**Task instructions:** Take every line where the string "screenshot" appears and copy it.

## START

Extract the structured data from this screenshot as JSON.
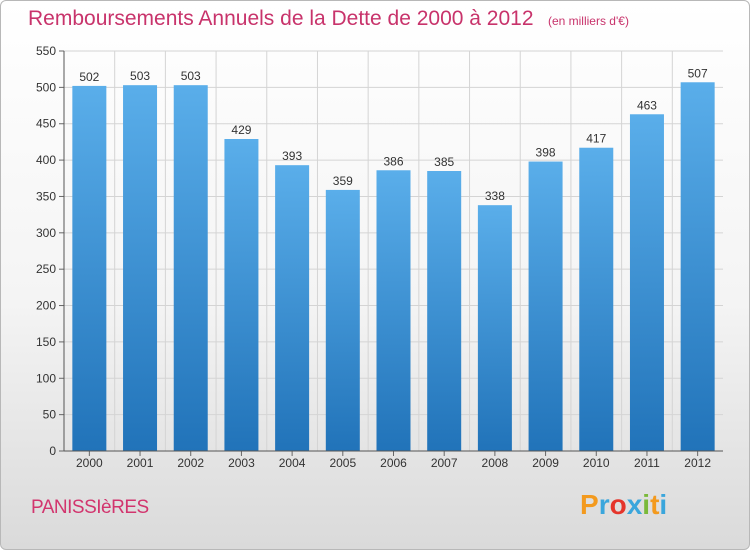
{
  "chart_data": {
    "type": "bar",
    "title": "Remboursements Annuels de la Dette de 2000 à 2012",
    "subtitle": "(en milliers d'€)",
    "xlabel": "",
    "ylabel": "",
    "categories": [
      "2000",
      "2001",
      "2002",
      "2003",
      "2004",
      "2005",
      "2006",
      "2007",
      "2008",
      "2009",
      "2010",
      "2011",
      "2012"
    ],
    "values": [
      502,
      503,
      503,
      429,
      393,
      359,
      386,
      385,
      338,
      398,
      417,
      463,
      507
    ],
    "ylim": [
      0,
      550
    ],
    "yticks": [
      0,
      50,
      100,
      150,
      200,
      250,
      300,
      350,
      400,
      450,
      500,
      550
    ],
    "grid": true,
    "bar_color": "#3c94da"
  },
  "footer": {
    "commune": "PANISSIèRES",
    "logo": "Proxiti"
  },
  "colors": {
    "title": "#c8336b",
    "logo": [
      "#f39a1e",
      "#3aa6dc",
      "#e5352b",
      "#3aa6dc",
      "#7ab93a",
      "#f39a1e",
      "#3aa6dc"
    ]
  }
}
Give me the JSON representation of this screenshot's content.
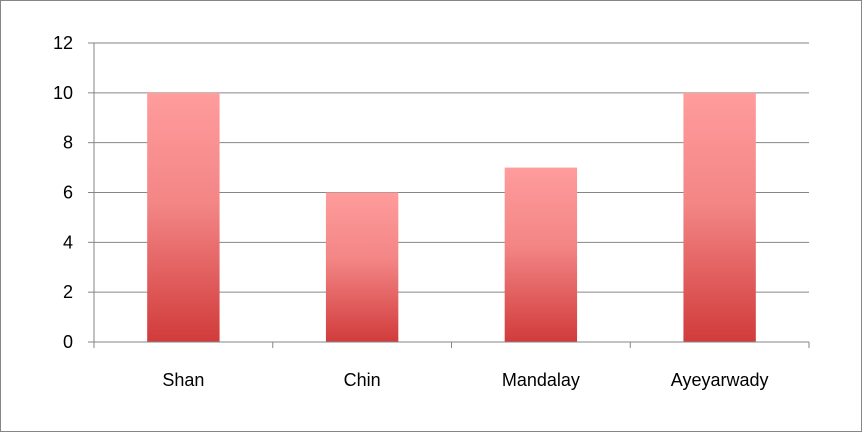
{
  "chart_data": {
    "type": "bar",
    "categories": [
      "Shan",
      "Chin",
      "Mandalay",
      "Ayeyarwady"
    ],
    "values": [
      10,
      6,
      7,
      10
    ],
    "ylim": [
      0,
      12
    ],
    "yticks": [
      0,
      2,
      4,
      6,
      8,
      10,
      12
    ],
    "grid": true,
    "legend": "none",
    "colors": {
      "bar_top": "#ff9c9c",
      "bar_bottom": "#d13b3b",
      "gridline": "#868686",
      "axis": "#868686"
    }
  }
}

## END

**Answer to this exercise:**
Extract the structured data from this screenshot as JSON.
Give me the JSON representation of this screenshot's content.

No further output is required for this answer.